- [TASK DESCRIPTION]: Present every line in which the string "Åtgärder" appears.

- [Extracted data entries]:

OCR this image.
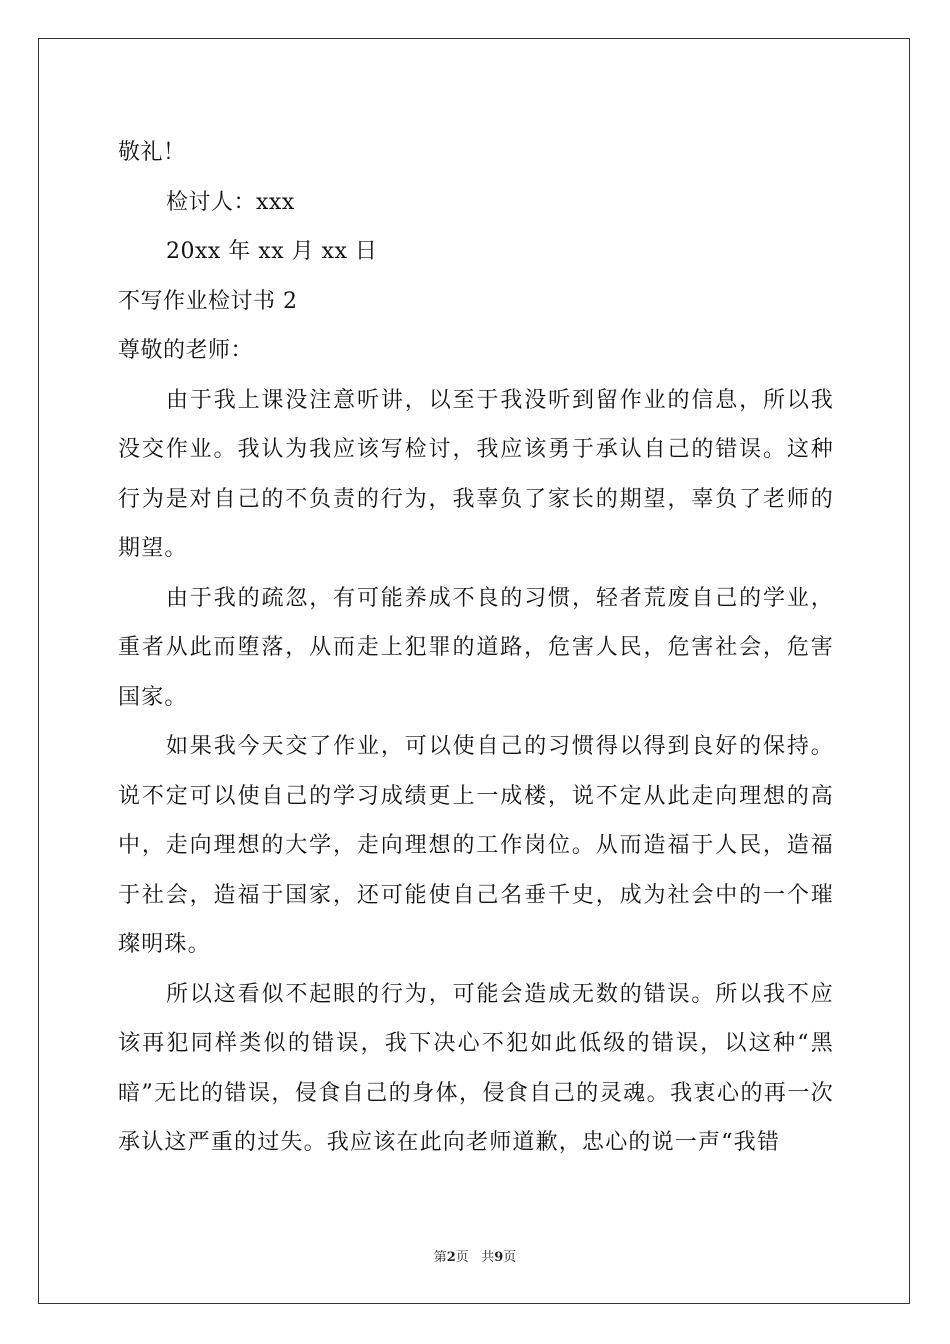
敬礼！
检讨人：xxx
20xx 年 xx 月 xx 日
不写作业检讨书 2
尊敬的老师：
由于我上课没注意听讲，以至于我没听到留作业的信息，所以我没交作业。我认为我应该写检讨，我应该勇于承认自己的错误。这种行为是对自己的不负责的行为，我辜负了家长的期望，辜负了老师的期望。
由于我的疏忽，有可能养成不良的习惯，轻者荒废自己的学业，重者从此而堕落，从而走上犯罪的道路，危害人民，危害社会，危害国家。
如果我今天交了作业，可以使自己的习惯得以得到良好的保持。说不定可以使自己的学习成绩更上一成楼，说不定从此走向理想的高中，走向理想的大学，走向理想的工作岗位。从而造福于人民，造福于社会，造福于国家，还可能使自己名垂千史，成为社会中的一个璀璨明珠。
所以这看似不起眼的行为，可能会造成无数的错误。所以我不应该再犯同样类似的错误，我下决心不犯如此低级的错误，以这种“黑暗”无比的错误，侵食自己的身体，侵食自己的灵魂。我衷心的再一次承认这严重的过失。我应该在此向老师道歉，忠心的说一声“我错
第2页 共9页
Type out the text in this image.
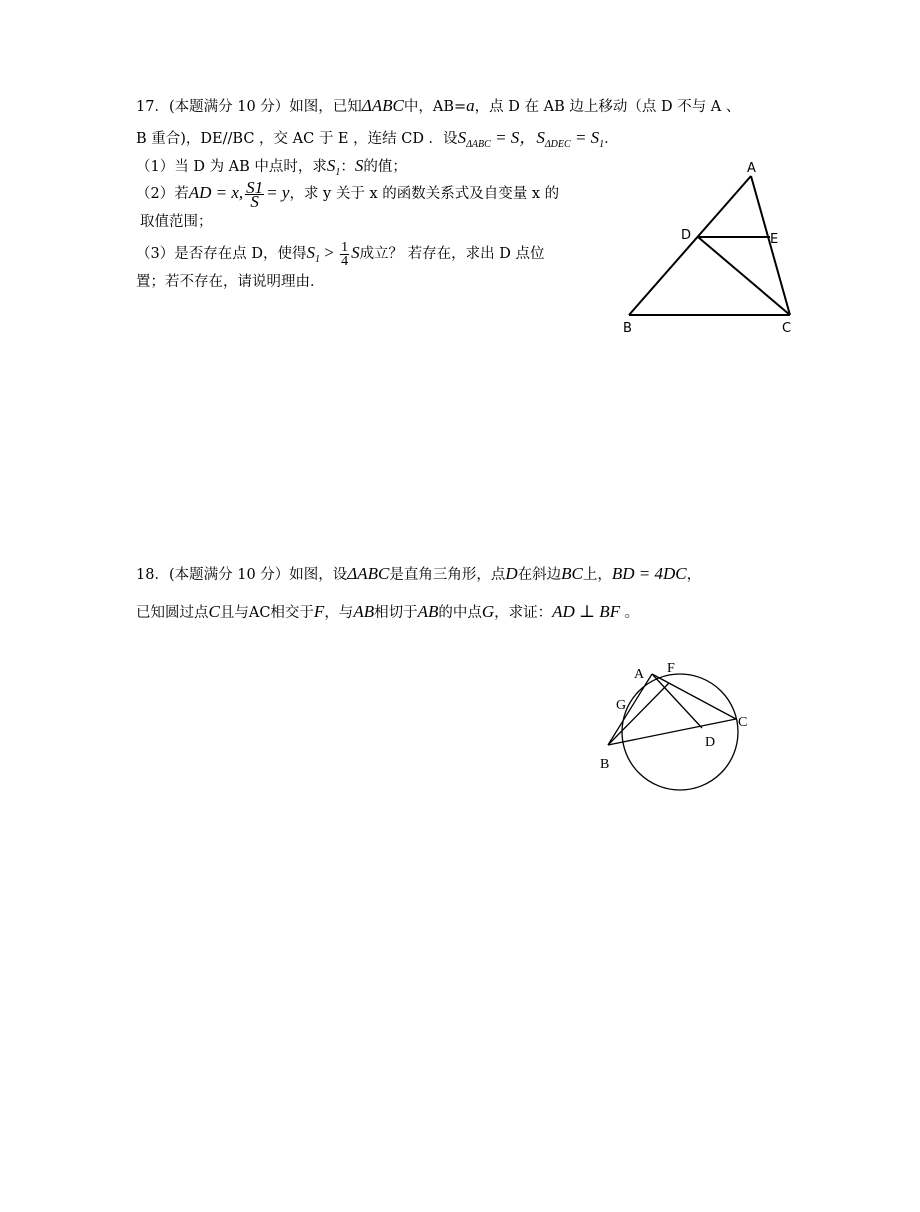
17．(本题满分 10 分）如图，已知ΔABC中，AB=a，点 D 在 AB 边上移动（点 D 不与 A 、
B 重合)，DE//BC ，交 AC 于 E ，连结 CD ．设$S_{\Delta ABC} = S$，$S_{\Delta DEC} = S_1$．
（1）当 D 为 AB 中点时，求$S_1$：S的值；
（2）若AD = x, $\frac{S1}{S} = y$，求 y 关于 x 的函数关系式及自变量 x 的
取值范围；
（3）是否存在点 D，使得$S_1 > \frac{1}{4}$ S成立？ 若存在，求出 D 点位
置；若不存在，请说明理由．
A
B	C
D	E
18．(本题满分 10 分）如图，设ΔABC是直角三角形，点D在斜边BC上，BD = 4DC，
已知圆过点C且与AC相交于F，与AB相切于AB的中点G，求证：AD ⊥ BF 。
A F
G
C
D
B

...

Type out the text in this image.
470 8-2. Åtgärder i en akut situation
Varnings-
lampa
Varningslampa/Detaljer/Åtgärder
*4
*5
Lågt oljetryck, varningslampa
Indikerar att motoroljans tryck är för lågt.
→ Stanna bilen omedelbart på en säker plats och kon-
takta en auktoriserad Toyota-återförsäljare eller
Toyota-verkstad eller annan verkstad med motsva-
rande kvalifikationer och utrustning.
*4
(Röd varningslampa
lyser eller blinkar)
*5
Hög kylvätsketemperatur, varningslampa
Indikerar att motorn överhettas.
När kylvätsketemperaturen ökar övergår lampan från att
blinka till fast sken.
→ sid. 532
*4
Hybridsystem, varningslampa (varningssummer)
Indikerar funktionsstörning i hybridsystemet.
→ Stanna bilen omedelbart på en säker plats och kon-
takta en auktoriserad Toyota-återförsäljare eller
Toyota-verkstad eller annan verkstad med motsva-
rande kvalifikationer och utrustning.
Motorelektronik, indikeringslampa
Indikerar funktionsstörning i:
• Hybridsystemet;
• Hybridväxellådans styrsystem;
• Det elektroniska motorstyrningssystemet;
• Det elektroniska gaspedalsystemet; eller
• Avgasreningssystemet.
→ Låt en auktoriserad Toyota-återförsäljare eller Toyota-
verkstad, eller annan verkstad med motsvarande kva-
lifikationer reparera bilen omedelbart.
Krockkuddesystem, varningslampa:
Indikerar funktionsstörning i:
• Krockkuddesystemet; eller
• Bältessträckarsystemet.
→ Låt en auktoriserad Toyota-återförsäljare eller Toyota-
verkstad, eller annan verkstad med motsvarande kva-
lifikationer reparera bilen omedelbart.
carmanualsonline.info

- [RESPONSE TO THE EXERCISE]:
470 8-2. Åtgärder i en akut situation
Varningslampa/Detaljer/Åtgärder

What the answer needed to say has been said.